__DIRECTIVE__: In the listing below, locate the lines that hold "звіти" and copy them.

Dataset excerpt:
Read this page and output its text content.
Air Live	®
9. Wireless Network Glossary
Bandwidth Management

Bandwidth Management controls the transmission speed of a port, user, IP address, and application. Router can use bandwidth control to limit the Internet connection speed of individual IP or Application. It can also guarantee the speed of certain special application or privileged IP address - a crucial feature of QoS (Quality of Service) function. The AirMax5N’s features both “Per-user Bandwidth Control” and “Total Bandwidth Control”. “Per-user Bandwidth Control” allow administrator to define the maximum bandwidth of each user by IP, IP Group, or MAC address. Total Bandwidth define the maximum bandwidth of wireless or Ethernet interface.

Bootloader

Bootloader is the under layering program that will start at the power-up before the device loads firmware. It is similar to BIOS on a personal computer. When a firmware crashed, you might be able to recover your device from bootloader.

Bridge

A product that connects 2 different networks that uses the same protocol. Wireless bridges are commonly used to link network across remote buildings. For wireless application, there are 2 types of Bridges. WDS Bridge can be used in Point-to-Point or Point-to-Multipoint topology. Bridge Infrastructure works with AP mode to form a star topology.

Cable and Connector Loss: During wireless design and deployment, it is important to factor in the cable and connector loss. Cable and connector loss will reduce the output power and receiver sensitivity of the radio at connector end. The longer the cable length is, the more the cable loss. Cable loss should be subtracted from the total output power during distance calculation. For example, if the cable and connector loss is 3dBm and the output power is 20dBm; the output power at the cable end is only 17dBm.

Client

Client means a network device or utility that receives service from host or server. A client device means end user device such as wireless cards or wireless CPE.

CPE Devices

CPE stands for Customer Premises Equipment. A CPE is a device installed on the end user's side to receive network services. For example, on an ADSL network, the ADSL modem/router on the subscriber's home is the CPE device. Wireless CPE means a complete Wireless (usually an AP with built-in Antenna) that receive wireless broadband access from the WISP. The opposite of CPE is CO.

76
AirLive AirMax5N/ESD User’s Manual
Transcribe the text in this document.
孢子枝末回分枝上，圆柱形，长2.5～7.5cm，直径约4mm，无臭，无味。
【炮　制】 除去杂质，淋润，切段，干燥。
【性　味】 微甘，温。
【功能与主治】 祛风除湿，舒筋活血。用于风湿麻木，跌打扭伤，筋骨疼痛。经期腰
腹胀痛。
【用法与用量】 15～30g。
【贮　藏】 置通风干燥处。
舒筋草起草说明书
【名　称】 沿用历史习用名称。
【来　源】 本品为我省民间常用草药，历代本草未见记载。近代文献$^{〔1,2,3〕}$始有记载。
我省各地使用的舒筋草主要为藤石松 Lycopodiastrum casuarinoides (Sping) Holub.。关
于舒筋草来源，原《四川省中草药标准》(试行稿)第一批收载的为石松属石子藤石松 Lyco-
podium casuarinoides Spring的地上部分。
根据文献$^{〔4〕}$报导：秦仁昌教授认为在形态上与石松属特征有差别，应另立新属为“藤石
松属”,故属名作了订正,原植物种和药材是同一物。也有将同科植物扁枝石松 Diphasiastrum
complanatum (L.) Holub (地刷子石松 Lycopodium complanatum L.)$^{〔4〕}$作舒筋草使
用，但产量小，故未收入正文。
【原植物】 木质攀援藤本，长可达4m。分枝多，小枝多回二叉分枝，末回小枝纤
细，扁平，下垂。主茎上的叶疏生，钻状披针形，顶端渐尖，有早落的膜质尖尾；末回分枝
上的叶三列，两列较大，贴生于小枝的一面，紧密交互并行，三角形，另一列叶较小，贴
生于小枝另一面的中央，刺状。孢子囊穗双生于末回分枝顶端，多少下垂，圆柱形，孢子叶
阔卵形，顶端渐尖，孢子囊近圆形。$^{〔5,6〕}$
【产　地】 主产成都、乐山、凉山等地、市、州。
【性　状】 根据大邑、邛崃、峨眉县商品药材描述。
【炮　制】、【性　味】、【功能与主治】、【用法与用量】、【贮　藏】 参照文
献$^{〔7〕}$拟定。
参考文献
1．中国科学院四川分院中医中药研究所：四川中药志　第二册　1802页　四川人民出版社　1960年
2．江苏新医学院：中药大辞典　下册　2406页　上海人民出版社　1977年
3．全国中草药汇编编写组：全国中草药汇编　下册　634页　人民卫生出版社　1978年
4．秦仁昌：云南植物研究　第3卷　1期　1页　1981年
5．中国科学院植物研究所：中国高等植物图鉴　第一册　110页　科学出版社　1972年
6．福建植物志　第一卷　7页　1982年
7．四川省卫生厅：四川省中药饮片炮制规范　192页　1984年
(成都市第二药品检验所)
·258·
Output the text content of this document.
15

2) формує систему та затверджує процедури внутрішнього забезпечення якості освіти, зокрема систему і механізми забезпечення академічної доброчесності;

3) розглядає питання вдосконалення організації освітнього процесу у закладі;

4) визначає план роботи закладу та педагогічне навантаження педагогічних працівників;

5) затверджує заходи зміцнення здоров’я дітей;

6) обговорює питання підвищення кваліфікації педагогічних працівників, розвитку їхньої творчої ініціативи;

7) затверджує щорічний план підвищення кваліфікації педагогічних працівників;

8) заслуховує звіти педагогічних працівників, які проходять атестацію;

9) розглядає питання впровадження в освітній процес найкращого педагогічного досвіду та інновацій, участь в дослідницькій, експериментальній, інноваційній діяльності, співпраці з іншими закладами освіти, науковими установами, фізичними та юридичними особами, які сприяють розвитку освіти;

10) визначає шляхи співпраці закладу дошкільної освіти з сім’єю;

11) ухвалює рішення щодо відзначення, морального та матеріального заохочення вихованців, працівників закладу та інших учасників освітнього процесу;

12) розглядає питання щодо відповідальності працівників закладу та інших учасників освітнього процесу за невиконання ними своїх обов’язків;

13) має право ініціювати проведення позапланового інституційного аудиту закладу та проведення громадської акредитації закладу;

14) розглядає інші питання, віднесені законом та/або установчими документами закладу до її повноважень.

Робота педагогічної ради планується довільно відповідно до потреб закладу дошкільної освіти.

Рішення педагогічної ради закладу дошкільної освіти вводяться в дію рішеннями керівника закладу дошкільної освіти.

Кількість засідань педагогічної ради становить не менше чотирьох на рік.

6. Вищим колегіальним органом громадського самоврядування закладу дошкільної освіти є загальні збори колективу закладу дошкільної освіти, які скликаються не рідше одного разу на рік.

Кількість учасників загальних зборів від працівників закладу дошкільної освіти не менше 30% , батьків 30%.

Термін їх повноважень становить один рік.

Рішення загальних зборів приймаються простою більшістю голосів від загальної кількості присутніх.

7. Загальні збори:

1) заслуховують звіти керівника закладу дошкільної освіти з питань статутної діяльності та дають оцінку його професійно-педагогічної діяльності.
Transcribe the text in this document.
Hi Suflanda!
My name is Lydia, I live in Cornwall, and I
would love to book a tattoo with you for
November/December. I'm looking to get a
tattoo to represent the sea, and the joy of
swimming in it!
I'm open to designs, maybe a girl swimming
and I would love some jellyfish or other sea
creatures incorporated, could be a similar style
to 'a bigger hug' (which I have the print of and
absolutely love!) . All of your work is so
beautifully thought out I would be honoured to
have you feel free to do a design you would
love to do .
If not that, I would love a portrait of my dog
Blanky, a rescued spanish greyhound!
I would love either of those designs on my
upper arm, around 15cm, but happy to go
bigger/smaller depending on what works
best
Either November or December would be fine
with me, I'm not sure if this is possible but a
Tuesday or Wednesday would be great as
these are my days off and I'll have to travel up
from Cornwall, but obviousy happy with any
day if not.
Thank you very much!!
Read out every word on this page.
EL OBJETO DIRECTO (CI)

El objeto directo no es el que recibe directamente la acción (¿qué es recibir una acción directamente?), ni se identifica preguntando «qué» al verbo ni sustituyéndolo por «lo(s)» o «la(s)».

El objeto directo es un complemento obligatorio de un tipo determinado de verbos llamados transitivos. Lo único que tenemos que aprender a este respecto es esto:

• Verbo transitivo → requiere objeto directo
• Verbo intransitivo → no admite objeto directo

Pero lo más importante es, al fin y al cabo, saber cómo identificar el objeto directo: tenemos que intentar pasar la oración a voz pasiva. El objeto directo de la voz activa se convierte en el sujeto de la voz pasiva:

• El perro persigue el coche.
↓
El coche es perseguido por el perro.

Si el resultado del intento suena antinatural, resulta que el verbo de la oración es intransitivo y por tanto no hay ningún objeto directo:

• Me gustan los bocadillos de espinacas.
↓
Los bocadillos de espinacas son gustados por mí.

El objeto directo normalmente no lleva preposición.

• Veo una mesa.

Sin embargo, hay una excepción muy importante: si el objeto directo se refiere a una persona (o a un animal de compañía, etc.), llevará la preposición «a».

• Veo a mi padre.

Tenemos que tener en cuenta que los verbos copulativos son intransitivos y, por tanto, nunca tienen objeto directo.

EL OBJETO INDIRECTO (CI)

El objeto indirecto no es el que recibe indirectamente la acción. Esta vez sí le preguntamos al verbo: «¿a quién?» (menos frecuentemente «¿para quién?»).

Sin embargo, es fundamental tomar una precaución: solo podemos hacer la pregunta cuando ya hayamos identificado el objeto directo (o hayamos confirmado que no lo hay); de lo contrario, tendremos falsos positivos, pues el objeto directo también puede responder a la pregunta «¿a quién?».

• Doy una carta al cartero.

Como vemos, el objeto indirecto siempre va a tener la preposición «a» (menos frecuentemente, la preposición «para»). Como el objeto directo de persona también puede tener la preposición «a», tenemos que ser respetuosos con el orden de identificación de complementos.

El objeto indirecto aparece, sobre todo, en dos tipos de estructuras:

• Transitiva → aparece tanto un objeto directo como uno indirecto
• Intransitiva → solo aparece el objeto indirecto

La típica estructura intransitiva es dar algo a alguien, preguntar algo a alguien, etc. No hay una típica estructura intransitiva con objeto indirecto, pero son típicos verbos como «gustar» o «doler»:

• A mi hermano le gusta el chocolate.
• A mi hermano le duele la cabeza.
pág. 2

__ANSWER FOR THIS EXERCISE__:
8) заслуховує звіти педагогічних працівників, які проходять атестацію;
1) заслуховують звіти керівника закладу дошкільної освіти з питань статутної діяльності та дають оцінку його професійно-педагогічної діяльності.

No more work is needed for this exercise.